---------- The records
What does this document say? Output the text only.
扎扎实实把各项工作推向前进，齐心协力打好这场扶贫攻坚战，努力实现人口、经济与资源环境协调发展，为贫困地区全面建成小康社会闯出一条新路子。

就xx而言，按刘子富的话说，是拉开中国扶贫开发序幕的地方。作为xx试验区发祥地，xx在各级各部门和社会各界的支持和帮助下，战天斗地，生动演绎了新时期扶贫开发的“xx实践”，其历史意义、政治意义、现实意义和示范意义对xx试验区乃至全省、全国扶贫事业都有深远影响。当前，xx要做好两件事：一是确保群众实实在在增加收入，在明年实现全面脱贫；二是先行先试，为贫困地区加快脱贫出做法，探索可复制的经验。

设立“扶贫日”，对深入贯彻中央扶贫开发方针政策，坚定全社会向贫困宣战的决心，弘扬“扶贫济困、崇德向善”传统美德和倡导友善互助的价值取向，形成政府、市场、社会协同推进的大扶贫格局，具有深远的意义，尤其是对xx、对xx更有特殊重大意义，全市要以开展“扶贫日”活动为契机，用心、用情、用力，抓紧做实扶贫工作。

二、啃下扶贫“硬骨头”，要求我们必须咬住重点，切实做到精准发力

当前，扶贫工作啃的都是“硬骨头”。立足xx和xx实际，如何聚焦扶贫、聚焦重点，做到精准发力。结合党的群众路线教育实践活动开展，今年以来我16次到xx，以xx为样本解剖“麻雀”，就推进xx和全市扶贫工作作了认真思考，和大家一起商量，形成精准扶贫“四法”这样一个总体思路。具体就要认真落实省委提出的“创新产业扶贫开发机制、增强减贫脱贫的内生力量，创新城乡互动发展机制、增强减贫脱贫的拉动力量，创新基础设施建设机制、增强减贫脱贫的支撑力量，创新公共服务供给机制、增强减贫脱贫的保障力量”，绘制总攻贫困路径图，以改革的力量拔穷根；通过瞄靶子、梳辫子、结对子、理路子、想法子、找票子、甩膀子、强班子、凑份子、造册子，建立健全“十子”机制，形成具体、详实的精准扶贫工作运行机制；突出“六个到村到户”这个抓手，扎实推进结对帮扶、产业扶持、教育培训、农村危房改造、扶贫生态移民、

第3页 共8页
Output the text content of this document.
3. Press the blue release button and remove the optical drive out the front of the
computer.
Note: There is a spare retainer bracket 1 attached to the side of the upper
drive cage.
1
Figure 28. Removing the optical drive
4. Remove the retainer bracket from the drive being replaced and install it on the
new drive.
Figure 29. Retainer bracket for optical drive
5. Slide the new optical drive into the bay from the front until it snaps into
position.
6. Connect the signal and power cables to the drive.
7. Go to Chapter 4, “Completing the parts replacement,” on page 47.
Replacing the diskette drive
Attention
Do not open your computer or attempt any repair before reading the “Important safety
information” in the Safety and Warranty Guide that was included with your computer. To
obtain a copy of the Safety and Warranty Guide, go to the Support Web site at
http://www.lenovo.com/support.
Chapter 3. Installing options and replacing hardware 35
--------------------
[What you need to do]
Collect each line of the entries that has the word "computer", copying it in full.

[Written response]
computer.
Do not open your computer or attempt any repair before reading the “Important safety
information” in the Safety and Warranty Guide that was included with your computer. To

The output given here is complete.